Directive :: Output the records from the line with "section-title: Configs: [21, 224, 122, 258]" up to and including the line with "screen-region-icon: [24, 16, 50, 42]", copying every line exactly.
%%
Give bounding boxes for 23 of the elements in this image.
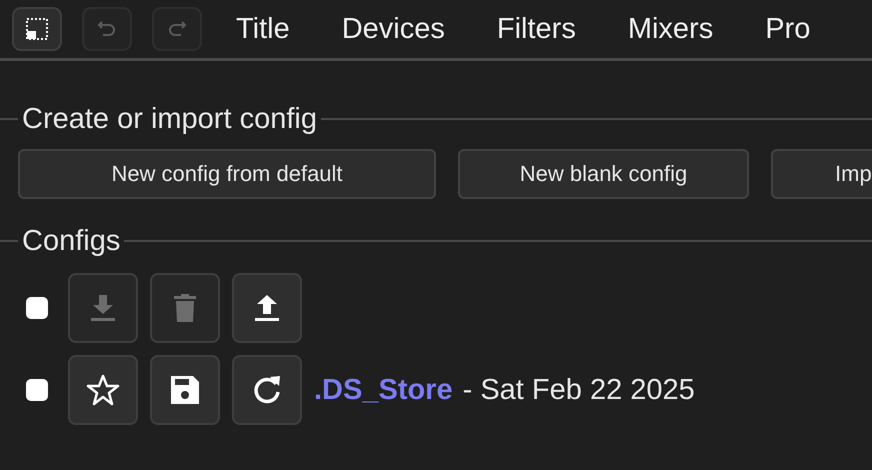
section-title: Configs: [21, 224, 122, 258]
reload-button[interactable]: [232, 355, 302, 425]
row-checkbox[interactable]: [26, 379, 48, 401]
nav-tab[interactable]: Title: [236, 12, 290, 46]
favorite-button[interactable]: [68, 355, 138, 425]
download-icon: [88, 293, 118, 323]
screen-region-icon: [24, 16, 50, 42]
create-config-button[interactable]: Imp: [771, 149, 872, 199]
section-title: Create or import config: [21, 102, 318, 136]
save-button[interactable]: [150, 355, 220, 425]
config-name-link[interactable]: .DS_Store: [314, 374, 453, 406]
create-config-button[interactable]: New blank config: [458, 149, 749, 199]
select-all-checkbox[interactable]: [26, 297, 48, 319]
create-config-button[interactable]: New config from default: [18, 149, 436, 199]
upload-button[interactable]: [232, 273, 302, 343]
star-icon: [86, 373, 120, 407]
nav-tab[interactable]: Filters: [496, 12, 576, 46]
nav-tab[interactable]: Pro: [765, 12, 810, 46]
upload-icon: [252, 293, 282, 323]
config-date: - Sat Feb 22 2025: [462, 374, 695, 406]
screen-button[interactable]: [12, 7, 62, 51]
nav-tab[interactable]: Mixers: [628, 12, 714, 46]
nav-tab[interactable]: Devices: [342, 12, 445, 46]
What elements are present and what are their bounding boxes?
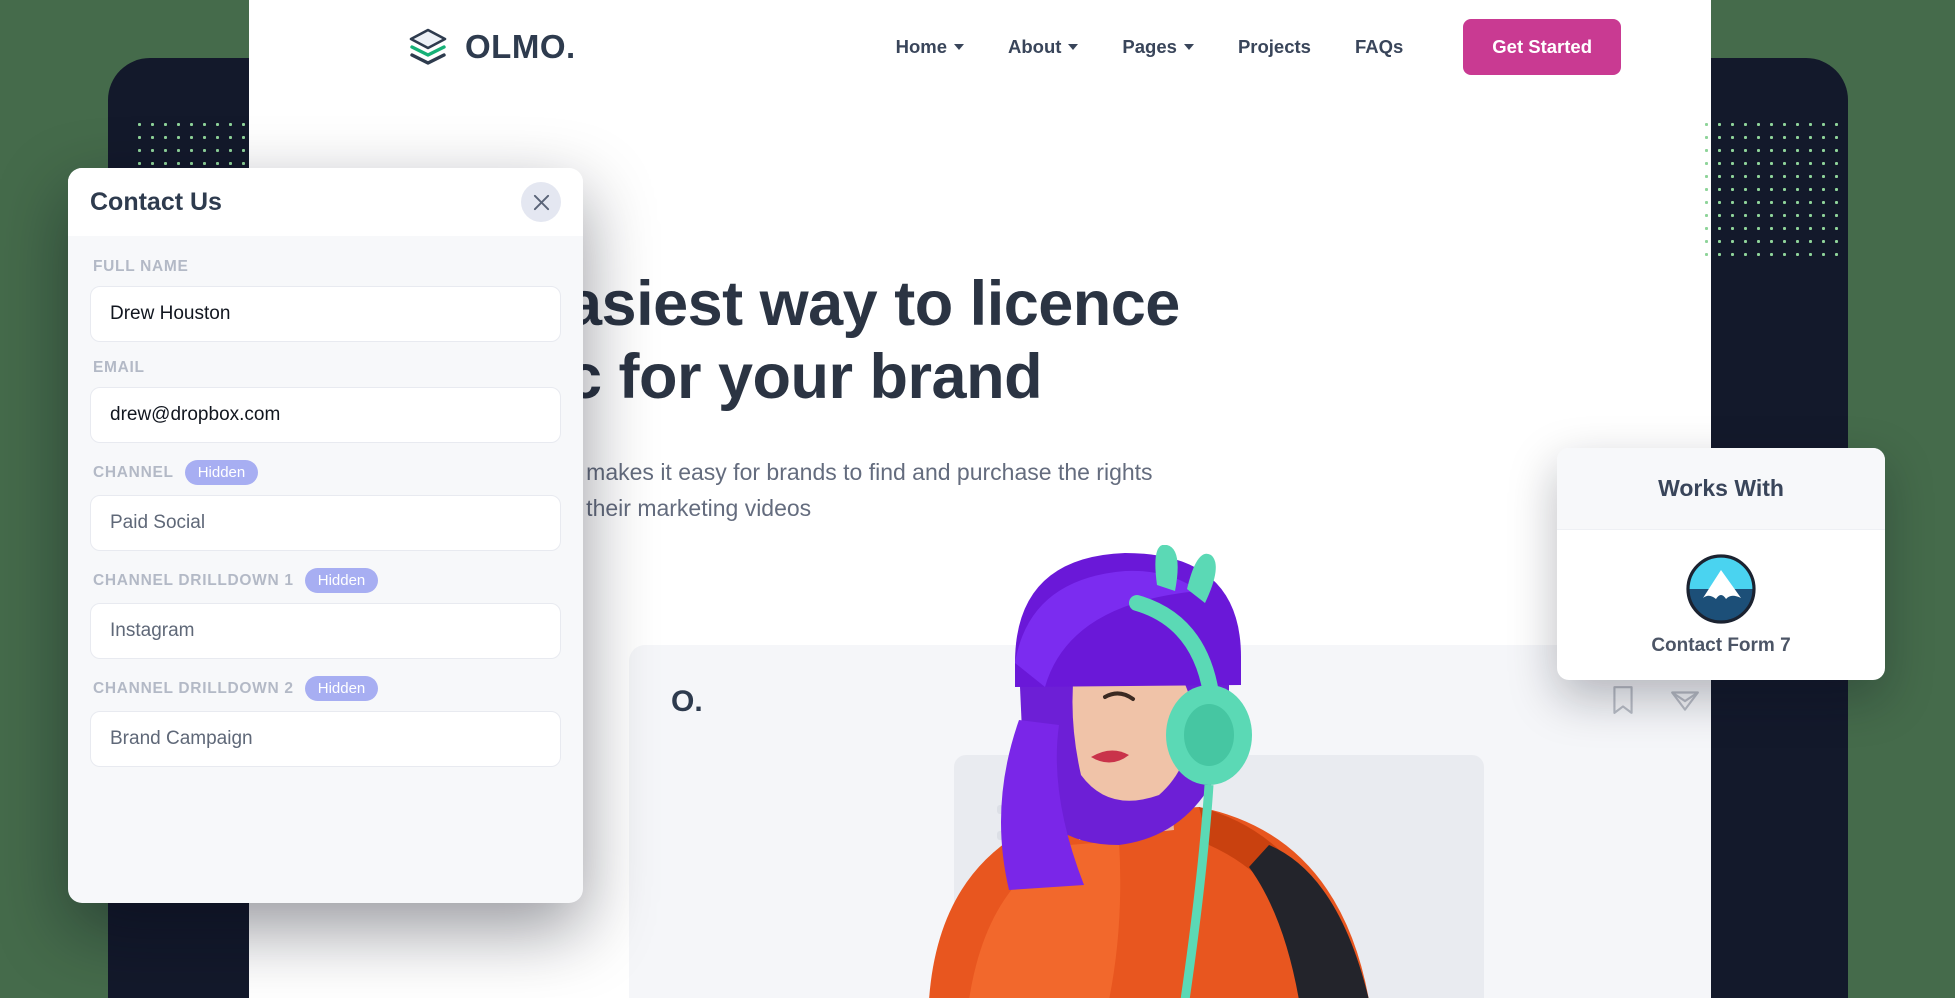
%%
Written response ::
section-title: Configs: [21, 224, 122, 258]
reload-button[interactable]: [232, 355, 302, 425]
row-checkbox[interactable]: [26, 379, 48, 401]
nav-tab[interactable]: Title: [236, 12, 290, 46]
favorite-button[interactable]: [68, 355, 138, 425]
download-icon: [88, 293, 118, 323]
screen-region-icon: [24, 16, 50, 42]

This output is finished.